# [Available records]
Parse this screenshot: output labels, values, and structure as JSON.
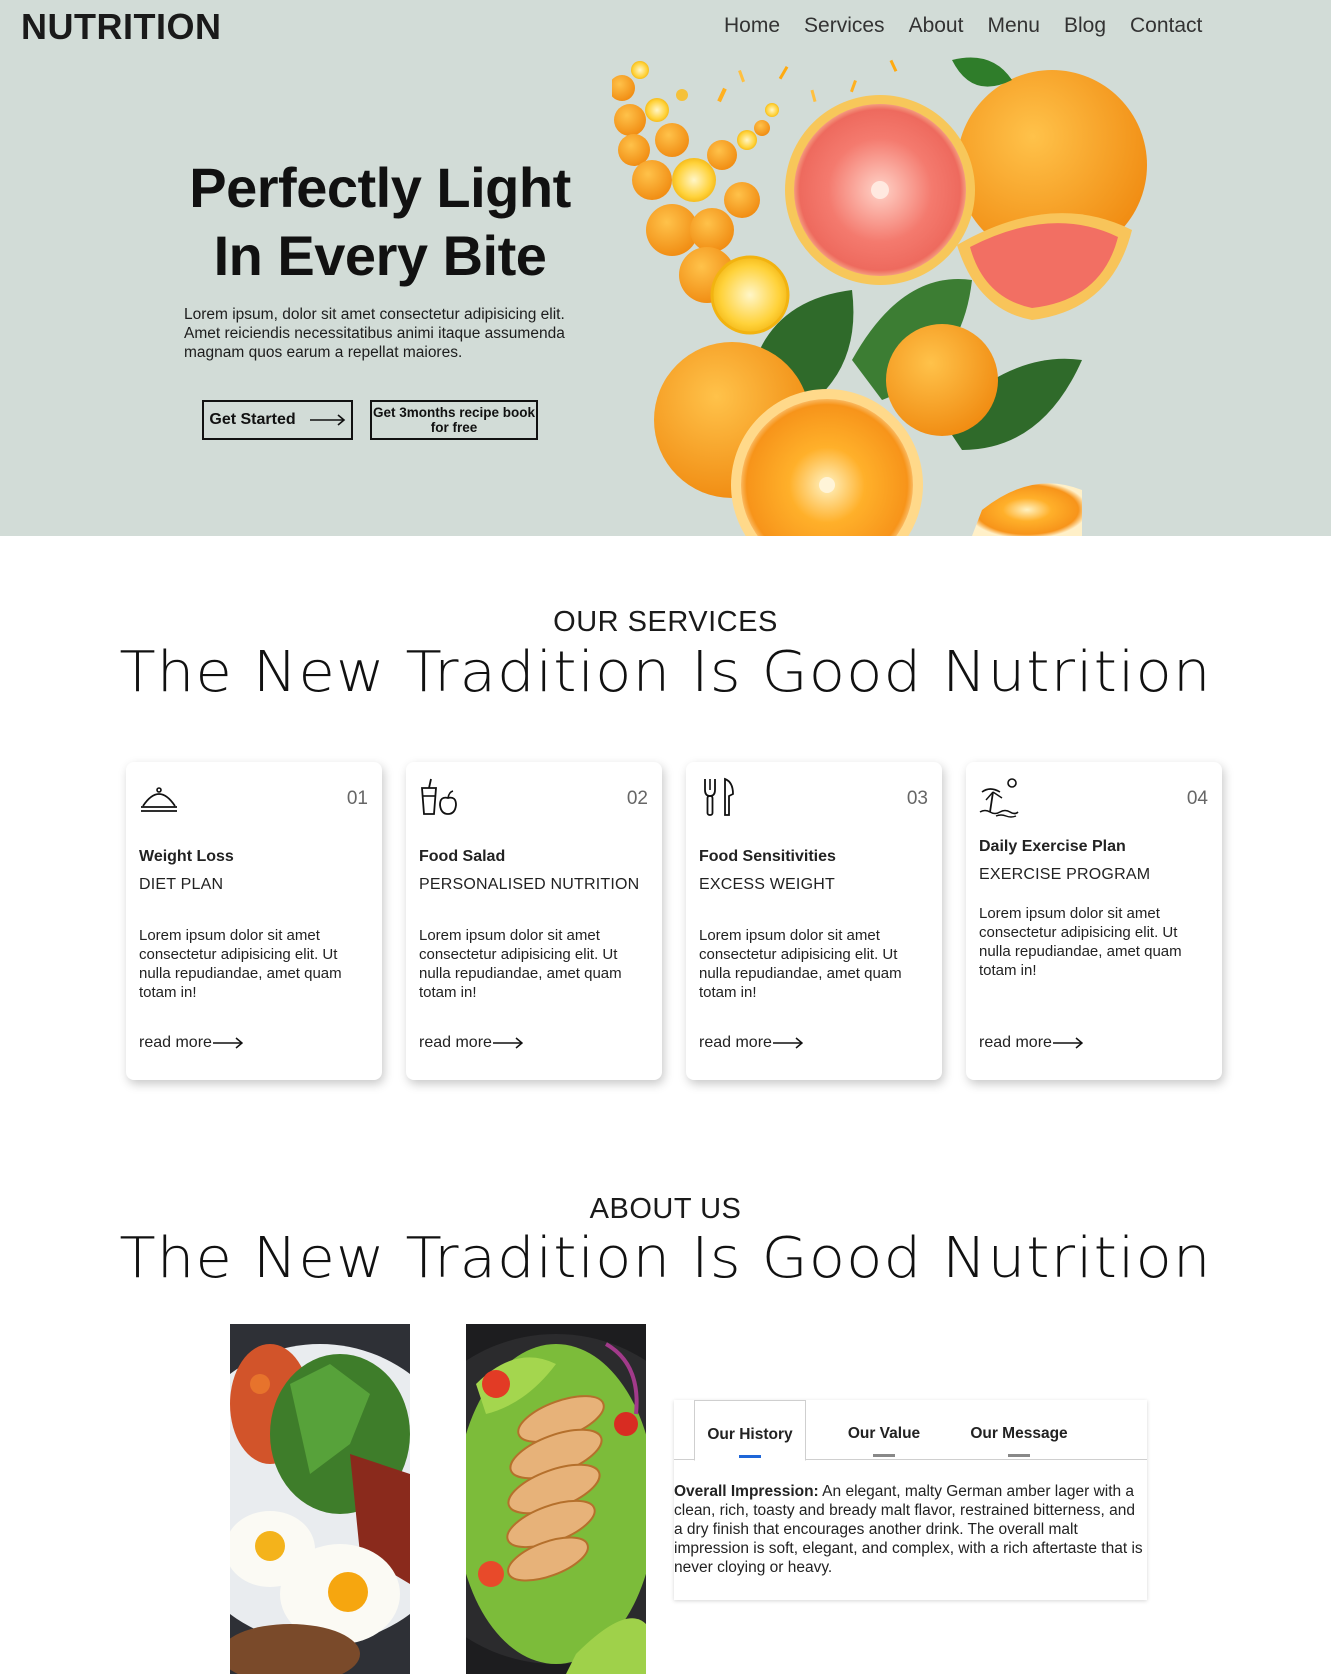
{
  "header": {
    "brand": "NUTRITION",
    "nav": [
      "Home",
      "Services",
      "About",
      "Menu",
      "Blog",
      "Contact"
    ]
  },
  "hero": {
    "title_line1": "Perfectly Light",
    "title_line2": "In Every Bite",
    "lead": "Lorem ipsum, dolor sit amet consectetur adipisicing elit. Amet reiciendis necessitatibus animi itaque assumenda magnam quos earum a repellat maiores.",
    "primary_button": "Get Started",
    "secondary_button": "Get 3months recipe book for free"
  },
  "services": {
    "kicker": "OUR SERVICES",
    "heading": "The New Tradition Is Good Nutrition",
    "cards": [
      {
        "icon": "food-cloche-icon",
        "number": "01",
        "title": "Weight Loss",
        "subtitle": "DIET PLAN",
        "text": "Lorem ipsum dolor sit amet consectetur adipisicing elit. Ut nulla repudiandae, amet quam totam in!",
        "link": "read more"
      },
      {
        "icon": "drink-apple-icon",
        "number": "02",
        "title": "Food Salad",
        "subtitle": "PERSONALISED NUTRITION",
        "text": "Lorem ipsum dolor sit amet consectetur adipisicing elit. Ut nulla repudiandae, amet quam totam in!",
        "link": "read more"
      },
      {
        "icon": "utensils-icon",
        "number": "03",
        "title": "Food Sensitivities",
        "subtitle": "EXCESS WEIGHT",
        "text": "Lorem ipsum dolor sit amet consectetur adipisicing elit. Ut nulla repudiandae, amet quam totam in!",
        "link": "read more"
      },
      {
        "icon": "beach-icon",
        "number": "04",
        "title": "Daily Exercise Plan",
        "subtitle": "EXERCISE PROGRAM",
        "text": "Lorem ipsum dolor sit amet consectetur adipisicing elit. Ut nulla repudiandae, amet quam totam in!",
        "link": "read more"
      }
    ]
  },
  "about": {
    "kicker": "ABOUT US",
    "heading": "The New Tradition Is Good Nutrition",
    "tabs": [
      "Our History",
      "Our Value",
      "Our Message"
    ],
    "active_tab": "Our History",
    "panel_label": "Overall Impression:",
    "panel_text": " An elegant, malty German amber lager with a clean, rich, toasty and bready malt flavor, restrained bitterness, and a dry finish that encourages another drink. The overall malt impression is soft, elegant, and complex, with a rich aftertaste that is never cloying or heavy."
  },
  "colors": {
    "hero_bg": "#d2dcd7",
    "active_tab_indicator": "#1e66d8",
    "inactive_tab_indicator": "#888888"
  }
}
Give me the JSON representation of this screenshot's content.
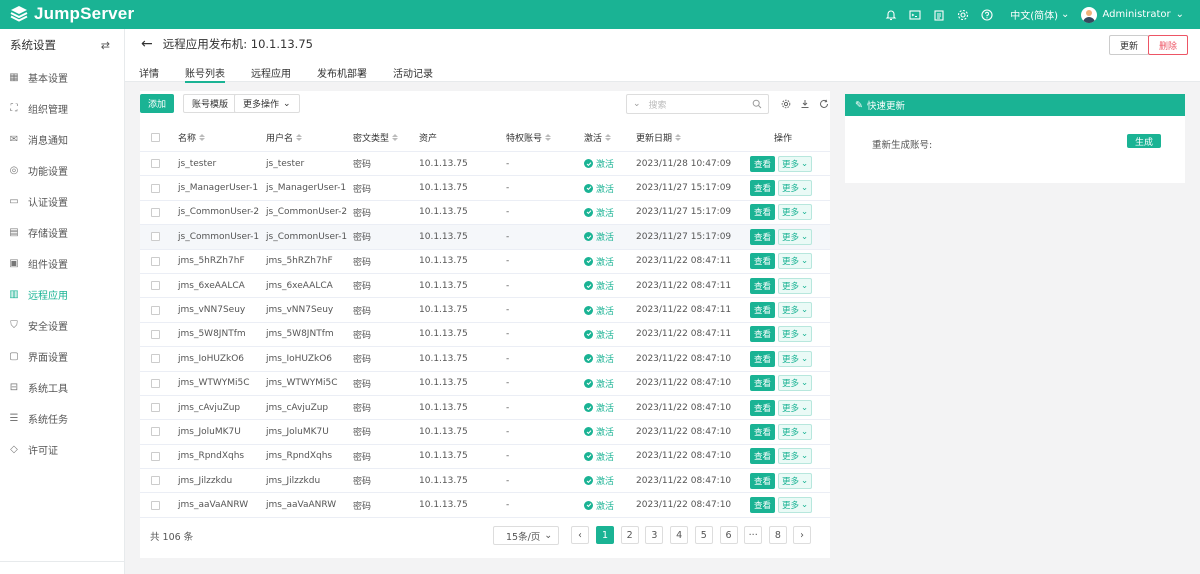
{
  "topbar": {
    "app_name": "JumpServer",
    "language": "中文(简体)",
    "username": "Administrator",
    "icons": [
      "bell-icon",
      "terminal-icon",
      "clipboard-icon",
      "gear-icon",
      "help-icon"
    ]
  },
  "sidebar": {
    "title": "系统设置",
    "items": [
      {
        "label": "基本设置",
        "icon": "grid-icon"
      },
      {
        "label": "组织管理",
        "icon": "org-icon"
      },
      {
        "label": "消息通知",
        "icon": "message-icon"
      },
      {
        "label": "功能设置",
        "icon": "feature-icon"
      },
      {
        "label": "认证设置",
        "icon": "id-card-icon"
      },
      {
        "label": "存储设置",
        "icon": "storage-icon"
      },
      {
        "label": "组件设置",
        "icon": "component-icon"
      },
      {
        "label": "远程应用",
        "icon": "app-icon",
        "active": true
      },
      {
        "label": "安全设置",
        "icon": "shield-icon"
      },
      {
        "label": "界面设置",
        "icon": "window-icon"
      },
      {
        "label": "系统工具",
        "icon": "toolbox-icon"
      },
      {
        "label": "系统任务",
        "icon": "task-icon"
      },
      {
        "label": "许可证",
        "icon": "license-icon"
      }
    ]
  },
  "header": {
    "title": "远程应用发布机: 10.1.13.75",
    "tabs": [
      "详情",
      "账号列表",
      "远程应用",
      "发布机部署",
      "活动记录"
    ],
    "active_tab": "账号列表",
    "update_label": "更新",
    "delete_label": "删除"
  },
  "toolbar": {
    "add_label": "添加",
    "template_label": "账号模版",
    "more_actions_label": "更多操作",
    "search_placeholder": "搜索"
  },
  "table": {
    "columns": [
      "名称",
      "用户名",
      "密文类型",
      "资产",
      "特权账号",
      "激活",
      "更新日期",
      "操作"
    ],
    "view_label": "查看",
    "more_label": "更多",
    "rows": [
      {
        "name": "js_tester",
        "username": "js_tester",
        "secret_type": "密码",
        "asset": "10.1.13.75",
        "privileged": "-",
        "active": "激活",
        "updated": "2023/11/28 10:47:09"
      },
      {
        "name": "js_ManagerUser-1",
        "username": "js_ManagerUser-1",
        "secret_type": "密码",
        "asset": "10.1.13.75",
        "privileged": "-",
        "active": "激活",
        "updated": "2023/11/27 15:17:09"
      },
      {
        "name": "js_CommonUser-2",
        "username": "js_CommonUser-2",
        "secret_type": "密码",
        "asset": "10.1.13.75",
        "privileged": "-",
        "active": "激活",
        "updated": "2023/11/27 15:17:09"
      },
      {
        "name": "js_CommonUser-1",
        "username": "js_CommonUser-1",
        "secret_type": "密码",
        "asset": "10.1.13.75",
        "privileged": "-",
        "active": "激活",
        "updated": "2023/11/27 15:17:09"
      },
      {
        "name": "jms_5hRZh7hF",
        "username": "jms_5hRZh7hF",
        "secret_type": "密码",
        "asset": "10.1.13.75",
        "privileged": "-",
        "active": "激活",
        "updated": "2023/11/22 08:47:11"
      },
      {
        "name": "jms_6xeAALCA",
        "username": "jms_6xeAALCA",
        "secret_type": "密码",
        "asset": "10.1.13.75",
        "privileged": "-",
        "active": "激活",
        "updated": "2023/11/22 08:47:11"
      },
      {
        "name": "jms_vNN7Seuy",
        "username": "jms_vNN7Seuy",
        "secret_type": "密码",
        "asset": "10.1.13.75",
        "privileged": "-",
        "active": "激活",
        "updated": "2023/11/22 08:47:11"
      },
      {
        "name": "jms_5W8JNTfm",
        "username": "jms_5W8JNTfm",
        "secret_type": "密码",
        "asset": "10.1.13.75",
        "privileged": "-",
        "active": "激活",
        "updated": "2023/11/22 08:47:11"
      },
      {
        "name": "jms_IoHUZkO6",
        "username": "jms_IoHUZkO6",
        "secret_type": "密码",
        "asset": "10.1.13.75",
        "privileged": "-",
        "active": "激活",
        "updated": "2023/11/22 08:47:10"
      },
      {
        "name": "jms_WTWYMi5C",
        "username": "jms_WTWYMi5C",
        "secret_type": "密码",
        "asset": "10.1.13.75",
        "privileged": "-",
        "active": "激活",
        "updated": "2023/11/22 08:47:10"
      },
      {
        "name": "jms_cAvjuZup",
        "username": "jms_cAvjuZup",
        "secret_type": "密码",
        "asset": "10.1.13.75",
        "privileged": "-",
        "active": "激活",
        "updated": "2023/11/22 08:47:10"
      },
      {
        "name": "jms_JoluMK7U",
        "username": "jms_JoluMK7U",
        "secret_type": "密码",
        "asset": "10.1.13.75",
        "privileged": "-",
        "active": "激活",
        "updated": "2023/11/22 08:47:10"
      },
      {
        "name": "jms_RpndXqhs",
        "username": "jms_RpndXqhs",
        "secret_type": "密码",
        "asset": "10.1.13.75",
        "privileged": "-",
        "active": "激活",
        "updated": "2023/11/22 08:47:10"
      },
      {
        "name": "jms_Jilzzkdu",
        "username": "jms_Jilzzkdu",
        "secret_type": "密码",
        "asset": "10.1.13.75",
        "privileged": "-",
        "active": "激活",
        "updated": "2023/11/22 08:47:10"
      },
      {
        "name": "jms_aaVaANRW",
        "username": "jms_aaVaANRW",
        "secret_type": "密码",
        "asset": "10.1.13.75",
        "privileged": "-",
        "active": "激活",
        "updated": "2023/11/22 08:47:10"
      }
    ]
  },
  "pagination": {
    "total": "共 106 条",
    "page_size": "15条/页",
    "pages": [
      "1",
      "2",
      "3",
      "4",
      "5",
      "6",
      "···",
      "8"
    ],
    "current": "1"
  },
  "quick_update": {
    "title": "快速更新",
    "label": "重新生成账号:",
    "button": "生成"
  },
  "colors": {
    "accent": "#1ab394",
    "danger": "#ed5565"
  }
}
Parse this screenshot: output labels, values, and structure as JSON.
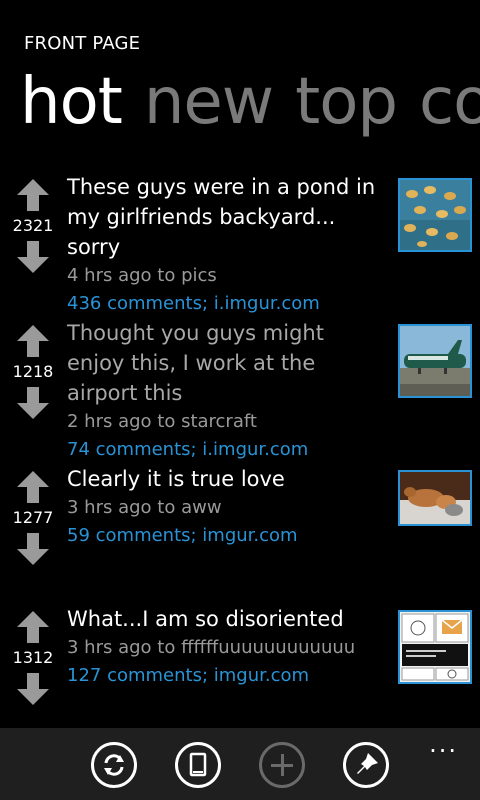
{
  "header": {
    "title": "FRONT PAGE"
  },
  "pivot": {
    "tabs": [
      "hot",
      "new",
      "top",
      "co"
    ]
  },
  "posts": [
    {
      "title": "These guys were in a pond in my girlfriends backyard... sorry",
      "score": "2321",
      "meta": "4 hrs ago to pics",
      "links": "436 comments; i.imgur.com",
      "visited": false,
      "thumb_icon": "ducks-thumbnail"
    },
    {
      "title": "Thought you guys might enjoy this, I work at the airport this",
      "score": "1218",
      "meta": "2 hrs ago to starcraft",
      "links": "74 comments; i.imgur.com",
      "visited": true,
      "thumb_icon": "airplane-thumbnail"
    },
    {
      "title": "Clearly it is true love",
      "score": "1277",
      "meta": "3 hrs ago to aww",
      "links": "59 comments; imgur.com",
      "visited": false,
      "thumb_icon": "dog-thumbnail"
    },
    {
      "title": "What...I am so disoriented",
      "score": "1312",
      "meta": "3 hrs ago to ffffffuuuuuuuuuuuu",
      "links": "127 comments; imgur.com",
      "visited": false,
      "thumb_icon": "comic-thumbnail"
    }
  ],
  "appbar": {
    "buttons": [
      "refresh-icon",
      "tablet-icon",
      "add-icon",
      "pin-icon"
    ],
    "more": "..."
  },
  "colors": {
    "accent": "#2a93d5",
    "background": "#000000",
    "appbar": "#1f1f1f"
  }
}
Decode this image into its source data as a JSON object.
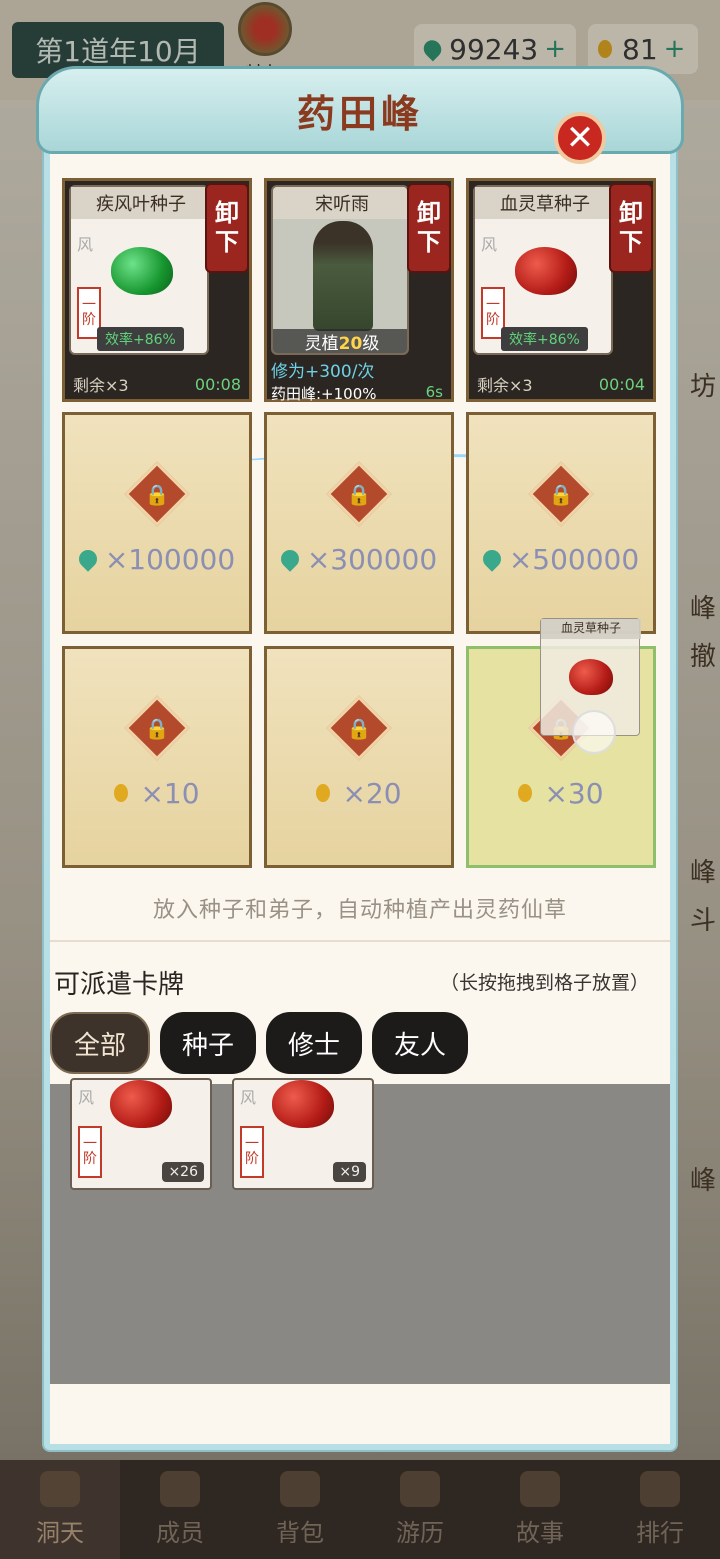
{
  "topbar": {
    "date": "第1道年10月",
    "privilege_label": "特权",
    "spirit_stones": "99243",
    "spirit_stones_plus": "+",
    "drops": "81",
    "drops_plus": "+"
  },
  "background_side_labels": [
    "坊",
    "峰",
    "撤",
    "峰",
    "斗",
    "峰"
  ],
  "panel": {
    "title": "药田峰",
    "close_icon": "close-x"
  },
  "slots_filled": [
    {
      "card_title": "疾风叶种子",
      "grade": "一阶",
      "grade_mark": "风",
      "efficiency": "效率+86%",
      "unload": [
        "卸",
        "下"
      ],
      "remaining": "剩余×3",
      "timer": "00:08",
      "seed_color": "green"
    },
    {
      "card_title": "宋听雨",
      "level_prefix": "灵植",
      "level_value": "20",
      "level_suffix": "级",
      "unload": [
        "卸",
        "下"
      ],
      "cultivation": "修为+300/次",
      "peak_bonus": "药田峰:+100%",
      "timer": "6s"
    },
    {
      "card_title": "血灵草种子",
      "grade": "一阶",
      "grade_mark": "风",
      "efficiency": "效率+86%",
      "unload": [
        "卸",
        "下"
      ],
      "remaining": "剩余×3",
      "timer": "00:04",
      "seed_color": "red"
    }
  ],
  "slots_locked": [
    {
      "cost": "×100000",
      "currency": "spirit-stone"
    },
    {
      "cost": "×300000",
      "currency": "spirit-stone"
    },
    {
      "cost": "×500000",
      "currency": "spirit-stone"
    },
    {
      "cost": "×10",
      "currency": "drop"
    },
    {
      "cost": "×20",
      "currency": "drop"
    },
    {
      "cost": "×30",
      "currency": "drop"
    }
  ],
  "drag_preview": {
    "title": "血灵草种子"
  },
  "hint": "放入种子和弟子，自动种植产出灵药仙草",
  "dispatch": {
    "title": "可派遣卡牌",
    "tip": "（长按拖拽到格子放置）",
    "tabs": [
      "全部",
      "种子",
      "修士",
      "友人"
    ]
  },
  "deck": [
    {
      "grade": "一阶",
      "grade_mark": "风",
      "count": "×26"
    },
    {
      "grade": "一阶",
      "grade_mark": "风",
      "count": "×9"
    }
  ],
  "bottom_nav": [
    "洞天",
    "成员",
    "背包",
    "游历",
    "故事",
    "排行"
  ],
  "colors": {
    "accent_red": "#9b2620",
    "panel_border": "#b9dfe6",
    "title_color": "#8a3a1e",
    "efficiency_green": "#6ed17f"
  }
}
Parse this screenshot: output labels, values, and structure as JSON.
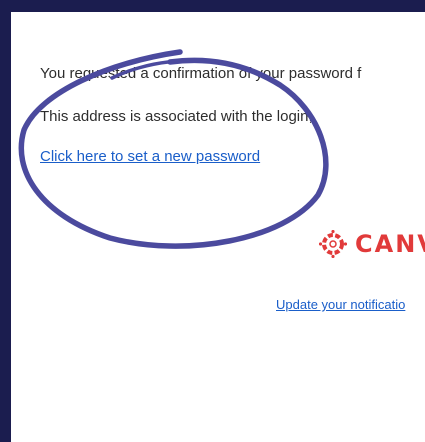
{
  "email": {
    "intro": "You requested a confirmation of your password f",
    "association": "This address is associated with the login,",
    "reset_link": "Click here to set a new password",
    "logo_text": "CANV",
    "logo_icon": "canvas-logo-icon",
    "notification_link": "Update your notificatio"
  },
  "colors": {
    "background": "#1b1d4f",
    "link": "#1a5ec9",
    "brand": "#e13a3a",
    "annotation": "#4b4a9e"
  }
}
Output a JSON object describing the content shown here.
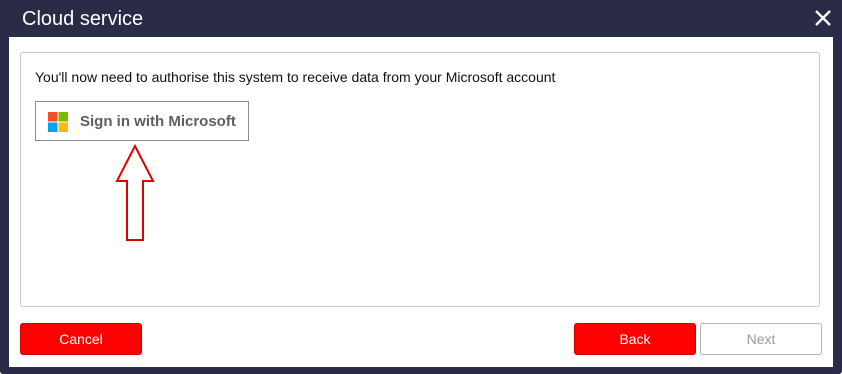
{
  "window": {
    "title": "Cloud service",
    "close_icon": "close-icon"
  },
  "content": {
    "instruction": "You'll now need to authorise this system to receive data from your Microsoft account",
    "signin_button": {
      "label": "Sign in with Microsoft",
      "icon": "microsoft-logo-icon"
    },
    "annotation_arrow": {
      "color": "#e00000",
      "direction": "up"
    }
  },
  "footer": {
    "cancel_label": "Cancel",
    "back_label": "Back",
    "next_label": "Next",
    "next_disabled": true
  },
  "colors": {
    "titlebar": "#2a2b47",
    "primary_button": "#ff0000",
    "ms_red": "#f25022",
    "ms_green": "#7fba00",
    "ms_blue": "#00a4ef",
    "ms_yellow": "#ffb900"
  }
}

# [Set problem]
Return every line in the listing that contains the word "guys".

# [Task result]
      "title": "These guys were in a pond in my girlfriends backyard... sorry",
      "title": "Thought you guys might enjoy this, I work at the airport this",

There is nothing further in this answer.